— Work to be completed —
In the records below, pick out all lines containing the word "Dubawi".

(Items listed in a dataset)
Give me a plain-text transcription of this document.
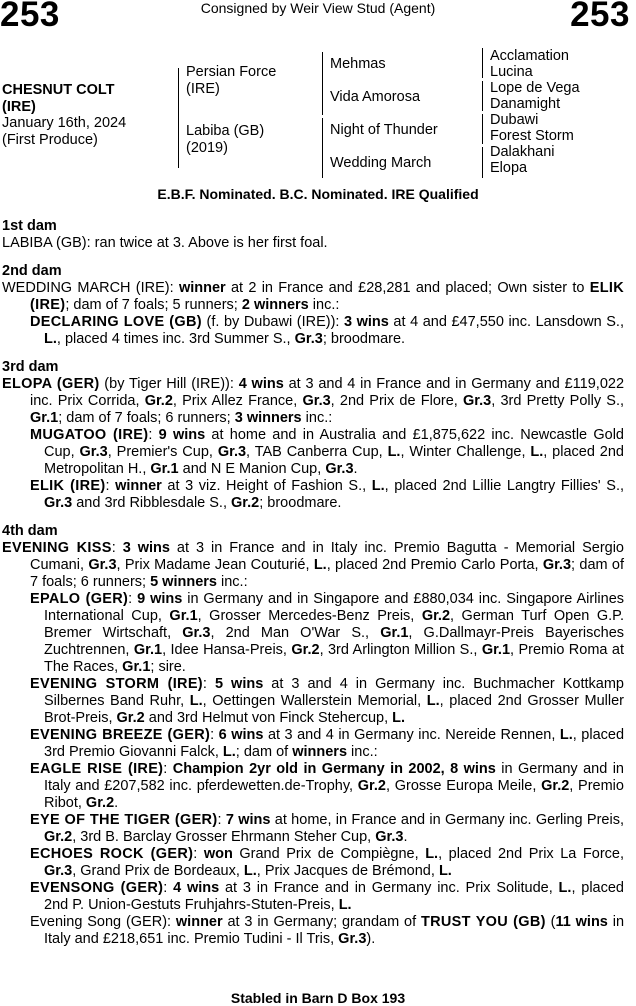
253	Consigned by Weir View Stud (Agent)	253
CHESNUT COLT
(IRE)
January 16th, 2024
(First Produce)
Persian Force
(IRE)
Labiba (GB)
(2019)
Mehmas
Vida Amorosa
Night of Thunder
Wedding March
Acclamation
Lucina
Lope de Vega
Danamight
Dubawi
Forest Storm
Dalakhani
Elopa
E.B.F. Nominated. B.C. Nominated. IRE Qualified

1st dam

LABIBA (GB): ran twice at 3. Above is her first foal.

2nd dam

WEDDING MARCH (IRE): winner at 2 in France and £28,281 and placed; Own sister to ELIK (IRE); dam of 7 foals; 5 runners; 2 winners inc.:

DECLARING LOVE (GB) (f. by Dubawi (IRE)): 3 wins at 4 and £47,550 inc. Lansdown S., L., placed 4 times inc. 3rd Summer S., Gr.3; broodmare.

3rd dam

ELOPA (GER) (by Tiger Hill (IRE)): 4 wins at 3 and 4 in France and in Germany and £119,022 inc. Prix Corrida, Gr.2, Prix Allez France, Gr.3, 2nd Prix de Flore, Gr.3, 3rd Pretty Polly S., Gr.1; dam of 7 foals; 6 runners; 3 winners inc.:

MUGATOO (IRE): 9 wins at home and in Australia and £1,875,622 inc. Newcastle Gold Cup, Gr.3, Premier's Cup, Gr.3, TAB Canberra Cup, L., Winter Challenge, L., placed 2nd Metropolitan H., Gr.1 and N E Manion Cup, Gr.3.

ELIK (IRE): winner at 3 viz. Height of Fashion S., L., placed 2nd Lillie Langtry Fillies' S., Gr.3 and 3rd Ribblesdale S., Gr.2; broodmare.

4th dam

EVENING KISS: 3 wins at 3 in France and in Italy inc. Premio Bagutta - Memorial Sergio Cumani, Gr.3, Prix Madame Jean Couturié, L., placed 2nd Premio Carlo Porta, Gr.3; dam of 7 foals; 6 runners; 5 winners inc.:

EPALO (GER): 9 wins in Germany and in Singapore and £880,034 inc. Singapore Airlines International Cup, Gr.1, Grosser Mercedes-Benz Preis, Gr.2, German Turf Open G.P. Bremer Wirtschaft, Gr.3, 2nd Man O'War S., Gr.1, G.Dallmayr-Preis Bayerisches Zuchtrennen, Gr.1, Idee Hansa-Preis, Gr.2, 3rd Arlington Million S., Gr.1, Premio Roma at The Races, Gr.1; sire.

EVENING STORM (IRE): 5 wins at 3 and 4 in Germany inc. Buchmacher Kottkamp Silbernes Band Ruhr, L., Oettingen Wallerstein Memorial, L., placed 2nd Grosser Muller Brot-Preis, Gr.2 and 3rd Helmut von Finck Stehercup, L.

EVENING BREEZE (GER): 6 wins at 3 and 4 in Germany inc. Nereide Rennen, L., placed 3rd Premio Giovanni Falck, L.; dam of winners inc.:

EAGLE RISE (IRE): Champion 2yr old in Germany in 2002, 8 wins in Germany and in Italy and £207,582 inc. pferdewetten.de-Trophy, Gr.2, Grosse Europa Meile, Gr.2, Premio Ribot, Gr.2.

EYE OF THE TIGER (GER): 7 wins at home, in France and in Germany inc. Gerling Preis, Gr.2, 3rd B. Barclay Grosser Ehrmann Steher Cup, Gr.3.

ECHOES ROCK (GER): won Grand Prix de Compiègne, L., placed 2nd Prix La Force, Gr.3, Grand Prix de Bordeaux, L., Prix Jacques de Brémond, L.

EVENSONG (GER): 4 wins at 3 in France and in Germany inc. Prix Solitude, L., placed 2nd P. Union-Gestuts Fruhjahrs-Stuten-Preis, L.

Evening Song (GER): winner at 3 in Germany; grandam of TRUST YOU (GB) (11 wins in Italy and £218,651 inc. Premio Tudini - Il Tris, Gr.3).

Stabled in Barn D Box 193
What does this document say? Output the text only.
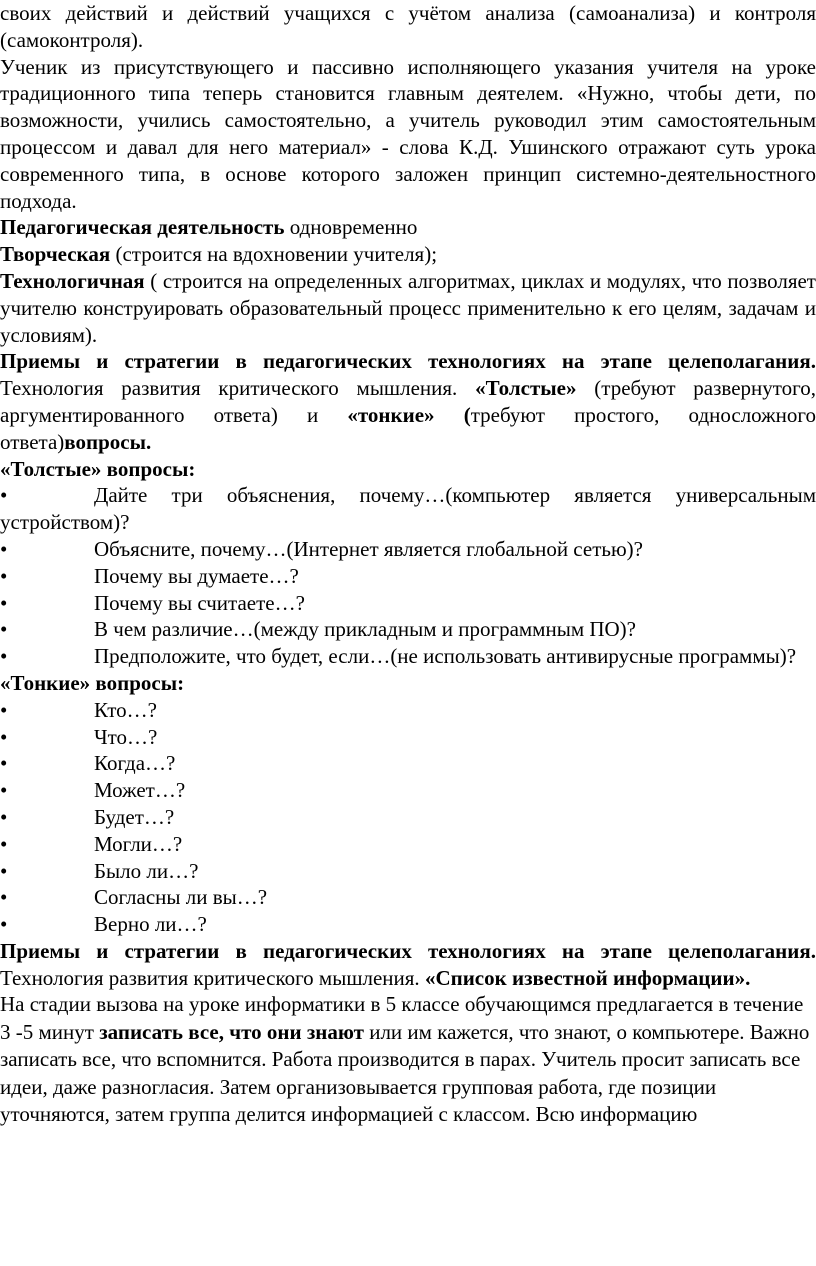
своих действий и действий учащихся с учётом анализа (самоанализа) и контроля (самоконтроля).

Ученик из присутствующего и пассивно исполняющего указания учителя на уроке традиционного типа теперь становится главным деятелем. «Нужно, чтобы дети, по возможности, учились самостоятельно, а учитель руководил этим самостоятельным процессом и давал для него материал» - слова К.Д. Ушинского отражают суть урока современного типа, в основе которого заложен принцип системно-деятельностного подхода.

Педагогическая деятельность одновременно

Творческая (строится на вдохновении учителя);

Технологичная ( строится на определенных алгоритмах, циклах и модулях, что позволяет учителю конструировать образовательный процесс применительно к его целям, задачам и условиям).

Приемы и стратегии в педагогических технологиях на этапе целеполагания. Технология развития критического мышления. «Толстые» (требуют развернутого, аргументированного ответа) и «тонкие» (требуют простого, односложного ответа)вопросы.

«Толстые» вопросы:

•	Дайте три объяснения, почему…(компьютер является универсальным устройством)?

•	Объясните, почему…(Интернет является глобальной сетью)?
•	Почему вы думаете…?
•	Почему вы считаете…?
•	В чем различие…(между прикладным и программным ПО)?

•	Предположите, что будет, если…(не использовать антивирусные программы)?

«Тонкие» вопросы:

•	Кто…?
•	Что…?
•	Когда…?
•	Может…?
•	Будет…?
•	Могли…?
•	Было ли…?
•	Согласны ли вы…?
•	Верно ли…?

Приемы и стратегии в педагогических технологиях на этапе целеполагания. Технология развития критического мышления. «Список известной информации».

На стадии вызова на уроке информатики в 5 классе обучающимся предлагается в течение 3 -5 минут записать все, что они знают или им кажется, что знают, о компьютере. Важно записать все, что вспомнится. Работа производится в парах. Учитель просит записать все идеи, даже разногласия. Затем организовывается групповая работа, где позиции уточняются, затем группа делится информацией с классом. Всю информацию
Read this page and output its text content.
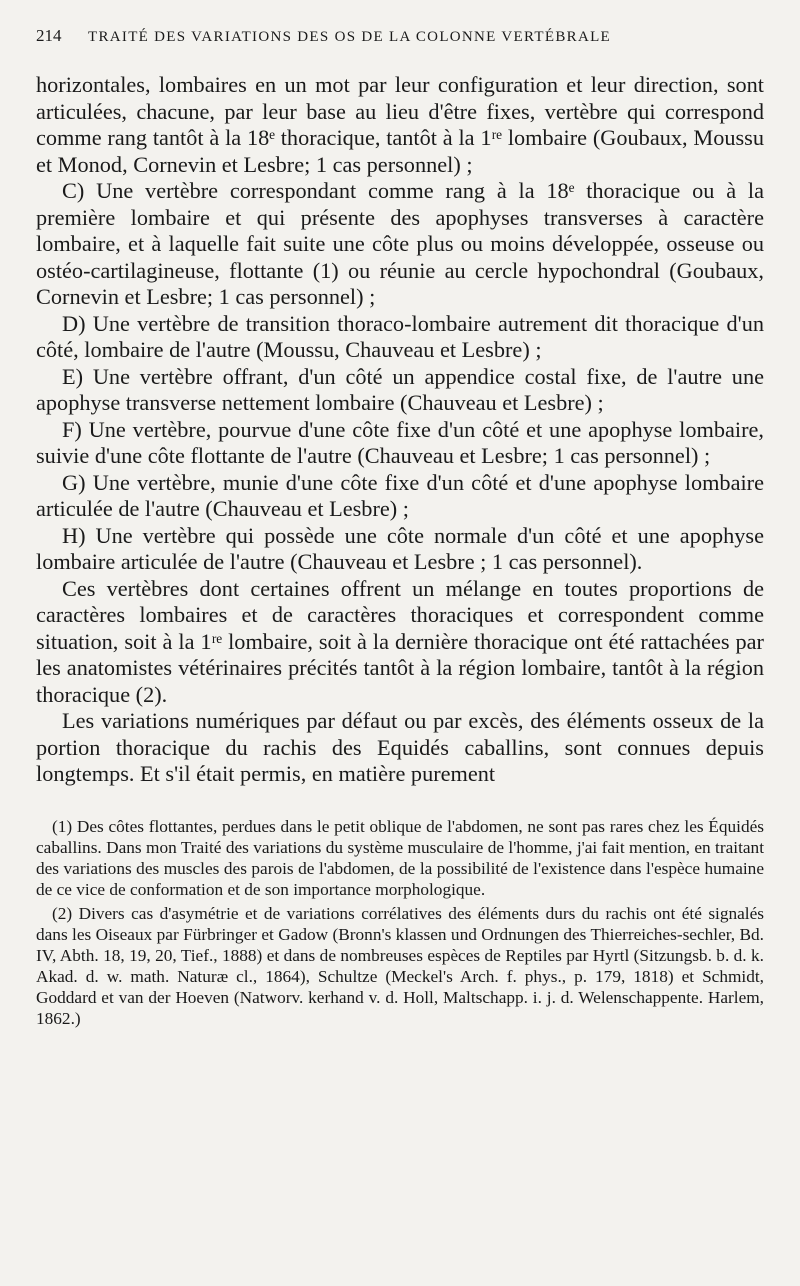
214	TRAITÉ DES VARIATIONS DES OS DE LA COLONNE VERTÉBRALE

horizontales, lombaires en un mot par leur configuration et leur direction, sont articulées, chacune, par leur base au lieu d'être fixes, vertèbre qui correspond comme rang tantôt à la 18ᵉ thoracique, tantôt à la 1ʳᵉ lombaire (Goubaux, Moussu et Monod, Cornevin et Lesbre; 1 cas personnel) ;

C) Une vertèbre correspondant comme rang à la 18ᵉ thoracique ou à la première lombaire et qui présente des apophyses transverses à caractère lombaire, et à laquelle fait suite une côte plus ou moins développée, osseuse ou ostéo-cartilagineuse, flottante (1) ou réunie au cercle hypochondral (Goubaux, Cornevin et Lesbre; 1 cas personnel) ;

D) Une vertèbre de transition thoraco-lombaire autrement dit thoracique d'un côté, lombaire de l'autre (Moussu, Chauveau et Lesbre) ;

E) Une vertèbre offrant, d'un côté un appendice costal fixe, de l'autre une apophyse transverse nettement lombaire (Chauveau et Lesbre) ;

F) Une vertèbre, pourvue d'une côte fixe d'un côté et une apophyse lombaire, suivie d'une côte flottante de l'autre (Chauveau et Lesbre; 1 cas personnel) ;

G) Une vertèbre, munie d'une côte fixe d'un côté et d'une apophyse lombaire articulée de l'autre (Chauveau et Lesbre) ;

H) Une vertèbre qui possède une côte normale d'un côté et une apophyse lombaire articulée de l'autre (Chauveau et Lesbre ; 1 cas personnel).

Ces vertèbres dont certaines offrent un mélange en toutes proportions de caractères lombaires et de caractères thoraciques et correspondent comme situation, soit à la 1ʳᵉ lombaire, soit à la dernière thoracique ont été rattachées par les anatomistes vétérinaires précités tantôt à la région lombaire, tantôt à la région thoracique (2).

Les variations numériques par défaut ou par excès, des éléments osseux de la portion thoracique du rachis des Equidés caballins, sont connues depuis longtemps. Et s'il était permis, en matière purement

(1) Des côtes flottantes, perdues dans le petit oblique de l'abdomen, ne sont pas rares chez les Équidés caballins. Dans mon Traité des variations du système musculaire de l'homme, j'ai fait mention, en traitant des variations des muscles des parois de l'abdomen, de la possibilité de l'existence dans l'espèce humaine de ce vice de conformation et de son importance morphologique.

(2) Divers cas d'asymétrie et de variations corrélatives des éléments durs du rachis ont été signalés dans les Oiseaux par Fürbringer et Gadow (Bronn's klassen und Ordnungen des Thierreiches-sechler, Bd. IV, Abth. 18, 19, 20, Tief., 1888) et dans de nombreuses espèces de Reptiles par Hyrtl (Sitzungsb. b. d. k. Akad. d. w. math. Naturæ cl., 1864), Schultze (Meckel's Arch. f. phys., p. 179, 1818) et Schmidt, Goddard et van der Hoeven (Natworv. kerhand v. d. Holl, Maltschapp. i. j. d. Welenschappente. Harlem, 1862.)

— The reply —
Dubawi
DECLARING LOVE (GB) (f. by Dubawi (IRE)): 3 wins at 4 and £47,550 inc. Lansdown S., L., placed 4 times inc. 3rd Summer S., Gr.3; broodmare.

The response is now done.